§ **Directions for this task**
In the listing below, locate the lines bearing the word "thông". Copy every one of them.

§ **The data**
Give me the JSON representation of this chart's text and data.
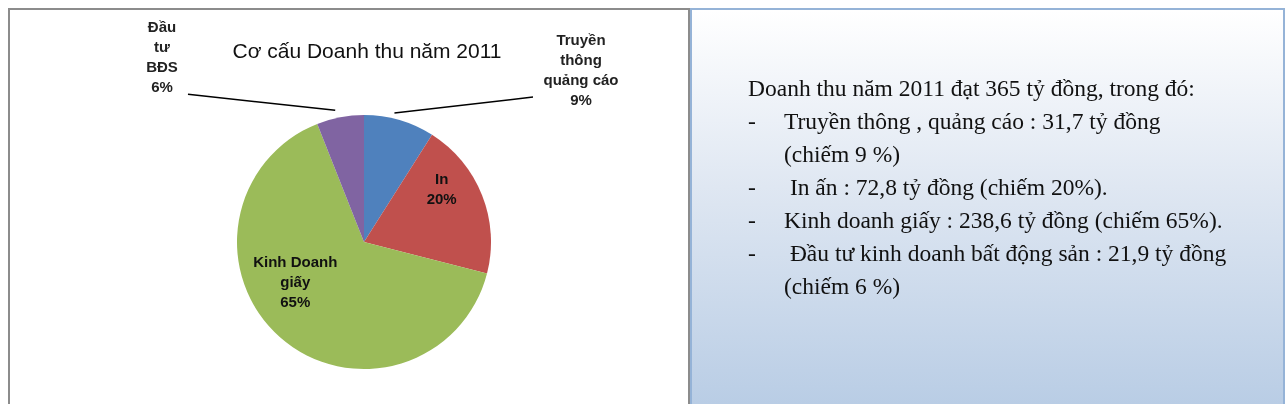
{
  "chart_data": [
    {
      "type": "pie",
      "title": "Cơ cấu Doanh thu năm 2011",
      "categories": [
        "Truyền thông quảng cáo",
        "In",
        "Kinh Doanh giấy",
        "Đầu tư BĐS"
      ],
      "values": [
        9,
        20,
        65,
        6
      ],
      "colors": [
        "#4f81bd",
        "#c0504d",
        "#9bbb59",
        "#8064a2"
      ],
      "value_labels": [
        "9%",
        "20%",
        "65%",
        "6%"
      ]
    },
    {
      "type": "other",
      "annotations": [
        "Doanh thu năm 2011 đạt 365 tỷ đồng, trong đó:",
        "-\tTruyền thông , quảng cáo : 31,7 tỷ đồng (chiếm 9 %)",
        "-\t In ấn : 72,8 tỷ đồng (chiếm 20%).",
        "-\tKinh doanh giấy : 238,6 tỷ đồng (chiếm 65%).",
        "-\t Đầu tư kinh doanh bất động sản : 21,9 tỷ đồng (chiếm 6 %)"
      ]
    }
  ]
}
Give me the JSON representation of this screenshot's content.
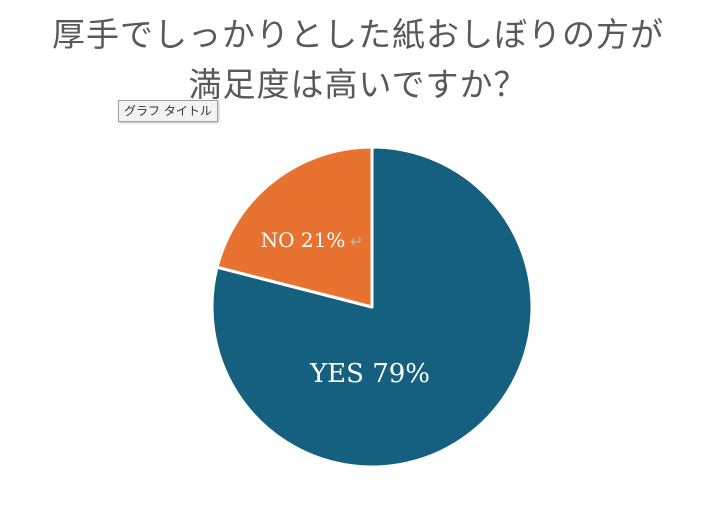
{
  "tooltip_text": "グラフ タイトル",
  "chart_data": {
    "type": "pie",
    "title_lines": [
      "厚手でしっかりとした紙おしぼりの方が",
      "満足度は高いですか？"
    ],
    "categories": [
      "YES",
      "NO"
    ],
    "values": [
      79,
      21
    ],
    "labels": [
      "YES 79%",
      "NO 21%"
    ],
    "colors": [
      "#16607f",
      "#e8722f"
    ],
    "legend": "none"
  }
}
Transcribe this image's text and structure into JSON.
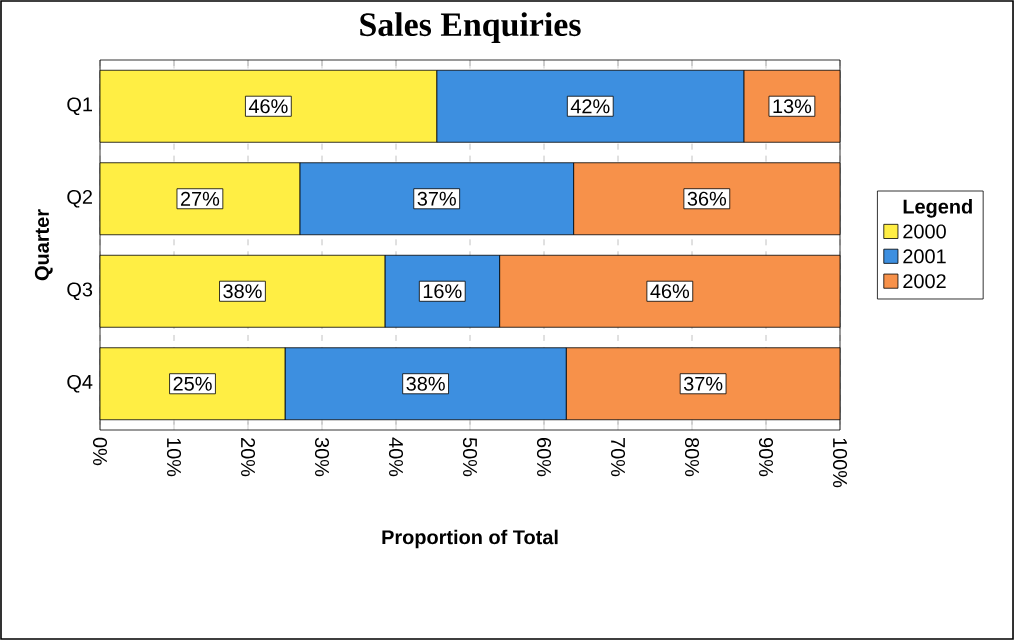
{
  "chart_data": {
    "type": "bar",
    "orientation": "horizontal",
    "stacked": true,
    "title": "Sales Enquiries",
    "xlabel": "Proportion of Total",
    "ylabel": "Quarter",
    "legend_title": "Legend",
    "legend": "right",
    "grid": "x",
    "categories": [
      "Q1",
      "Q2",
      "Q3",
      "Q4"
    ],
    "series": [
      {
        "name": "2000",
        "color": "#ffee44",
        "values": [
          45.5,
          27,
          38.5,
          25
        ],
        "value_labels": [
          "46%",
          "27%",
          "38%",
          "25%"
        ]
      },
      {
        "name": "2001",
        "color": "#3d8fe0",
        "values": [
          41.5,
          37,
          15.5,
          38
        ],
        "value_labels": [
          "42%",
          "37%",
          "16%",
          "38%"
        ]
      },
      {
        "name": "2002",
        "color": "#f7914a",
        "values": [
          13,
          36,
          46,
          37
        ],
        "value_labels": [
          "13%",
          "36%",
          "46%",
          "37%"
        ]
      }
    ],
    "xlim": [
      0,
      100
    ],
    "xticks": [
      {
        "value": 0,
        "label": "0%"
      },
      {
        "value": 10,
        "label": "10%"
      },
      {
        "value": 20,
        "label": "20%"
      },
      {
        "value": 30,
        "label": "30%"
      },
      {
        "value": 40,
        "label": "40%"
      },
      {
        "value": 50,
        "label": "50%"
      },
      {
        "value": 60,
        "label": "60%"
      },
      {
        "value": 70,
        "label": "70%"
      },
      {
        "value": 80,
        "label": "80%"
      },
      {
        "value": 90,
        "label": "90%"
      },
      {
        "value": 100,
        "label": "100%"
      }
    ]
  }
}
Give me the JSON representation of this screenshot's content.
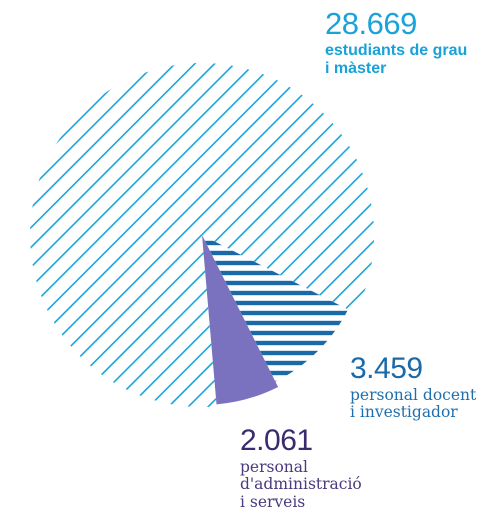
{
  "chart_data": {
    "type": "pie",
    "title": "",
    "slices": [
      {
        "value": 28669,
        "value_label": "28.669",
        "label_lines": [
          "estudiants de grau",
          "i màster"
        ],
        "color": "#1aa3d9",
        "fill": "diagonal-hatch"
      },
      {
        "value": 3459,
        "value_label": "3.459",
        "label_lines": [
          "personal docent",
          "i investigador"
        ],
        "color": "#1b6aa8",
        "fill": "horizontal-hatch"
      },
      {
        "value": 2061,
        "value_label": "2.061",
        "label_lines": [
          "personal",
          "d'administració",
          "i serveis"
        ],
        "color": "#7b72bf",
        "fill": "solid"
      }
    ]
  }
}
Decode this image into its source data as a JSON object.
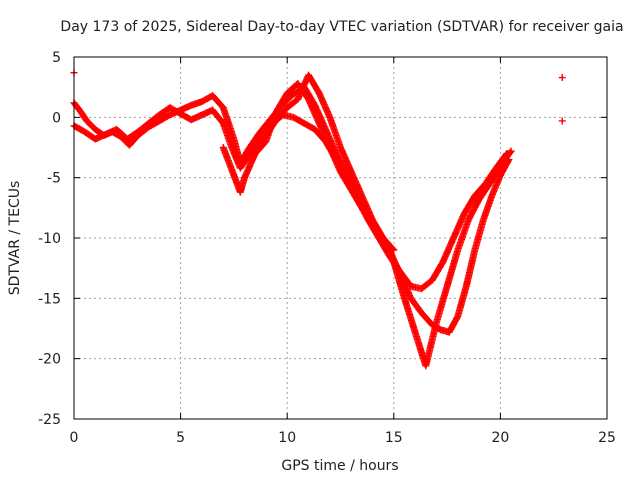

§ **Written reply**
        "Truyền thông quảng cáo",
        "-\tTruyền thông , quảng cáo : 31,7 tỷ đồng (chiếm 9 %)",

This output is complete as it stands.